→ The task
Starting at the first line of the material below and ending at the line containing "day-info: Sunrise: 7:40 AMSunset: 6:54", rewrite those lines as a Markdown table with the columns Row and Line. Give each line a row number and skip any blank lines.
— START Material for this exercise —
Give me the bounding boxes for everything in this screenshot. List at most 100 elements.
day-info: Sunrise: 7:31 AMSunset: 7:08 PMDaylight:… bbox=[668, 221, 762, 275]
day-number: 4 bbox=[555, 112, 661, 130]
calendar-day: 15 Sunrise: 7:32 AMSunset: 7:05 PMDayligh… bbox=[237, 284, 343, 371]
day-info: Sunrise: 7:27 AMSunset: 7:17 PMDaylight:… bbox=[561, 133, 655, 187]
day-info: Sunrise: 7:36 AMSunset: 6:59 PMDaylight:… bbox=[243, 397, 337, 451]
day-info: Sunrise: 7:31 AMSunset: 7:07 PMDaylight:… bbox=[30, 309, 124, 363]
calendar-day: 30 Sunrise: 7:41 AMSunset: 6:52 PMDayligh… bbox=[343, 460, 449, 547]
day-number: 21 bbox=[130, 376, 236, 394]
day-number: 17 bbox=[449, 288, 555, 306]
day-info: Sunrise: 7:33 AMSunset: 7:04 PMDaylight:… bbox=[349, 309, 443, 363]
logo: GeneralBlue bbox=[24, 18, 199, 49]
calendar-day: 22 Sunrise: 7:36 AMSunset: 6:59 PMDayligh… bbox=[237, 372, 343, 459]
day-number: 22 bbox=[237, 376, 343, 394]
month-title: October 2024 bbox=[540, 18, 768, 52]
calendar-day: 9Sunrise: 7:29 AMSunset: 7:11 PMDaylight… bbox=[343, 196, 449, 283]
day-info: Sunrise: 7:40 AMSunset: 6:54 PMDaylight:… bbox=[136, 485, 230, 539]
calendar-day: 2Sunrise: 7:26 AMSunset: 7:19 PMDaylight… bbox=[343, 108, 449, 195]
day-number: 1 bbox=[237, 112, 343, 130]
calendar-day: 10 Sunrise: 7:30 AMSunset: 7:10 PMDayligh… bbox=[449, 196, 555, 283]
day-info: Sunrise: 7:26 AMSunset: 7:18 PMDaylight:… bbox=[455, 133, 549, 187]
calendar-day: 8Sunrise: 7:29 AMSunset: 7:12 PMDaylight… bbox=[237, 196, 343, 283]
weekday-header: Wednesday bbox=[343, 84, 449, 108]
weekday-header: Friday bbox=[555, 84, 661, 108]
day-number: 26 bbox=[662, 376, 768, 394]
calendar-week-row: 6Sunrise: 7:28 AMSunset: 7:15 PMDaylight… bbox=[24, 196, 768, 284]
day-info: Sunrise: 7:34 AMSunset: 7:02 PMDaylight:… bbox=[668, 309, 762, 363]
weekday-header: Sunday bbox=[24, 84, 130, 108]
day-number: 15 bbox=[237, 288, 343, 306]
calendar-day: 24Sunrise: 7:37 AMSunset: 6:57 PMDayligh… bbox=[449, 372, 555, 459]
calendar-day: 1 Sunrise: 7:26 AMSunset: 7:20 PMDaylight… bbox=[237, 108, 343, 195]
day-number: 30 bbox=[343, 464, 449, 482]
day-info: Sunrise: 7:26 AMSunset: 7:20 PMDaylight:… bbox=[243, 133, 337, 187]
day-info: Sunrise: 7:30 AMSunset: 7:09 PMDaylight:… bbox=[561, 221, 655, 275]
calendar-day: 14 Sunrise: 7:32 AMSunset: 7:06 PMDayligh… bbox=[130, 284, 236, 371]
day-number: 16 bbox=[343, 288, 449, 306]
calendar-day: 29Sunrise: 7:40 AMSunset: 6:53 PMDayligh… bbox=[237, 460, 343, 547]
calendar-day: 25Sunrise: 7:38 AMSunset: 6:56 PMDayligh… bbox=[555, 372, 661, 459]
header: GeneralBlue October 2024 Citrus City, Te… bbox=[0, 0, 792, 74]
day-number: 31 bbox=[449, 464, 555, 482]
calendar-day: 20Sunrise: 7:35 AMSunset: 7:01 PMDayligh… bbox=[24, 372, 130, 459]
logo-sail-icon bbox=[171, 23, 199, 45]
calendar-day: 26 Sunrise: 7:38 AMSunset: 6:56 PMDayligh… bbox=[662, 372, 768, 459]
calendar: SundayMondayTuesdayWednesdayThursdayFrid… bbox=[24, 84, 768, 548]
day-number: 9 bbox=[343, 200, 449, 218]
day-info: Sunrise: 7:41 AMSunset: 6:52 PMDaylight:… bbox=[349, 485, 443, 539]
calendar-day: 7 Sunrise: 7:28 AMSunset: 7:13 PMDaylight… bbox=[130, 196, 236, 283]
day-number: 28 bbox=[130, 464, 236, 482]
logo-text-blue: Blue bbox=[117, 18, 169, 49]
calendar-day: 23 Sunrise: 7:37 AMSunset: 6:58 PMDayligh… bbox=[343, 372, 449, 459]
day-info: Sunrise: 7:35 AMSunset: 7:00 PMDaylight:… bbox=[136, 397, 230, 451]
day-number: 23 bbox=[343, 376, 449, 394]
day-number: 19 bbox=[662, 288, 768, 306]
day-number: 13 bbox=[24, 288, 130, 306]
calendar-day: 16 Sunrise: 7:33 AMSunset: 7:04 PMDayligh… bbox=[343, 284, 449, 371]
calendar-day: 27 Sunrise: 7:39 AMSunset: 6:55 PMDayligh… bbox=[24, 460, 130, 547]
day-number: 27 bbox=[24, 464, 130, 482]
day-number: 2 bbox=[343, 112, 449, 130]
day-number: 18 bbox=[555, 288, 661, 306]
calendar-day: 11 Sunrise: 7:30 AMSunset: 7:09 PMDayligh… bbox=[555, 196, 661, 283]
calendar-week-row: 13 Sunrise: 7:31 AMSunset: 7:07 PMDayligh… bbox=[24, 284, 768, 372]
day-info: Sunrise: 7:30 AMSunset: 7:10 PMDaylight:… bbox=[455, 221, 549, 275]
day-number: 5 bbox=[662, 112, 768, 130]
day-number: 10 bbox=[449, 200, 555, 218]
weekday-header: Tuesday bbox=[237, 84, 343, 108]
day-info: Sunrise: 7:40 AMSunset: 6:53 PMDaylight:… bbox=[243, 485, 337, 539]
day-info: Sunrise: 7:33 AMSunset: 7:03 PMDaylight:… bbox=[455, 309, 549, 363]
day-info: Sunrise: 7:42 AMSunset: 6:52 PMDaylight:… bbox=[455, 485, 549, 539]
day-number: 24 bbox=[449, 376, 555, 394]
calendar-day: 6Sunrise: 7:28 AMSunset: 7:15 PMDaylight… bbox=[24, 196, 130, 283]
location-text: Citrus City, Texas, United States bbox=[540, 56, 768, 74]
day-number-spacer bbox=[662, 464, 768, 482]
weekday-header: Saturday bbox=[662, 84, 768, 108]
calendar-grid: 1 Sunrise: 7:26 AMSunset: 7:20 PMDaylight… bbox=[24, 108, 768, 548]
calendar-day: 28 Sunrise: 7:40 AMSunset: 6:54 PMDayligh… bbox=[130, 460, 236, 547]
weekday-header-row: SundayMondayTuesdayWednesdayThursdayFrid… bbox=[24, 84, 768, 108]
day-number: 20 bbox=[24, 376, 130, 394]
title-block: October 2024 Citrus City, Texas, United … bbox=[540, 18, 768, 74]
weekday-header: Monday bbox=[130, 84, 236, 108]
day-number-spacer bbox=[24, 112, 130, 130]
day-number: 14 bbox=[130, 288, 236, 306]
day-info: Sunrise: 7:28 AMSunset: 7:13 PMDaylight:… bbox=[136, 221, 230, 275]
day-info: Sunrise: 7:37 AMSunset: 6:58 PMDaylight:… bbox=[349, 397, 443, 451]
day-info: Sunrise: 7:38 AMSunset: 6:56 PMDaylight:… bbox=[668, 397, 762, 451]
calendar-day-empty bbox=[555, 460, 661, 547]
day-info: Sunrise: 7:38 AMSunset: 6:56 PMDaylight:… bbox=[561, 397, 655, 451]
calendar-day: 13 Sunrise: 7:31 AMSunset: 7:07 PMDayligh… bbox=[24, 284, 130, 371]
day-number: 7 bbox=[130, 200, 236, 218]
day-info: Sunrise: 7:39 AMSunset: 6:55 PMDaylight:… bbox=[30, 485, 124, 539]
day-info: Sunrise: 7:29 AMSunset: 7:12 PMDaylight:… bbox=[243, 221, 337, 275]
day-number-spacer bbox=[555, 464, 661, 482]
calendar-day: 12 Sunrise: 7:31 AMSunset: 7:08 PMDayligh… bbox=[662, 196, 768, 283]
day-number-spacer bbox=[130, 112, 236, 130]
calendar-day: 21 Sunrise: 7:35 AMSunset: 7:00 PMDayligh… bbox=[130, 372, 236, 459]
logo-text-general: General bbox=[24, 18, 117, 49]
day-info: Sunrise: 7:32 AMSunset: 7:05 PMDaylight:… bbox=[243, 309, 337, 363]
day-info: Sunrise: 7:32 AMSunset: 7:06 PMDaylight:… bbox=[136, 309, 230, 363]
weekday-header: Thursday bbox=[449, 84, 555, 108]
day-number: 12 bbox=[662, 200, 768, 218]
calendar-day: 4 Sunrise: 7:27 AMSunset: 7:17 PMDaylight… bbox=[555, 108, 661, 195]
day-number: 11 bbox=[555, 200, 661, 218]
— END Material for this exercise —
→ Exercise result
| Row | Line |
|---|---|
| 1 | Give me the bounding boxes for everything in this screenshot. List at most 100 elements. |
| 2 | day-info: Sunrise: 7:31 AMSunset: 7:08 PMDaylight:… bbox=[668, 221, 762, 275] |
| 3 | day-number: 4 bbox=[555, 112, 661, 130] |
| 4 | calendar-day: 15 Sunrise: 7:32 AMSunset: 7:05 PMDayligh… bbox=[237, 284, 343, 371] |
| 5 | day-info: Sunrise: 7:27 AMSunset: 7:17 PMDaylight:… bbox=[561, 133, 655, 187] |
| 6 | day-info: Sunrise: 7:36 AMSunset: 6:59 PMDaylight:… bbox=[243, 397, 337, 451] |
| 7 | day-info: Sunrise: 7:31 AMSunset: 7:07 PMDaylight:… bbox=[30, 309, 124, 363] |
| 8 | calendar-day: 30 Sunrise: 7:41 AMSunset: 6:52 PMDayligh… bbox=[343, 460, 449, 547] |
| 9 | day-number: 21 bbox=[130, 376, 236, 394] |
| 10 | day-number: 17 bbox=[449, 288, 555, 306] |
| 11 | day-info: Sunrise: 7:33 AMSunset: 7:04 PMDaylight:… bbox=[349, 309, 443, 363] |
| 12 | logo: GeneralBlue bbox=[24, 18, 199, 49] |
| 13 | calendar-day: 22 Sunrise: 7:36 AMSunset: 6:59 PMDayligh… bbox=[237, 372, 343, 459] |
| 14 | day-number: 22 bbox=[237, 376, 343, 394] |
| 15 | month-title: October 2024 bbox=[540, 18, 768, 52] |
| 16 | calendar-day: 9Sunrise: 7:29 AMSunset: 7:11 PMDaylight… bbox=[343, 196, 449, 283] |
| 17 | day-info: Sunrise: 7:40 AMSunset: 6:54 PMDaylight:… bbox=[136, 485, 230, 539] |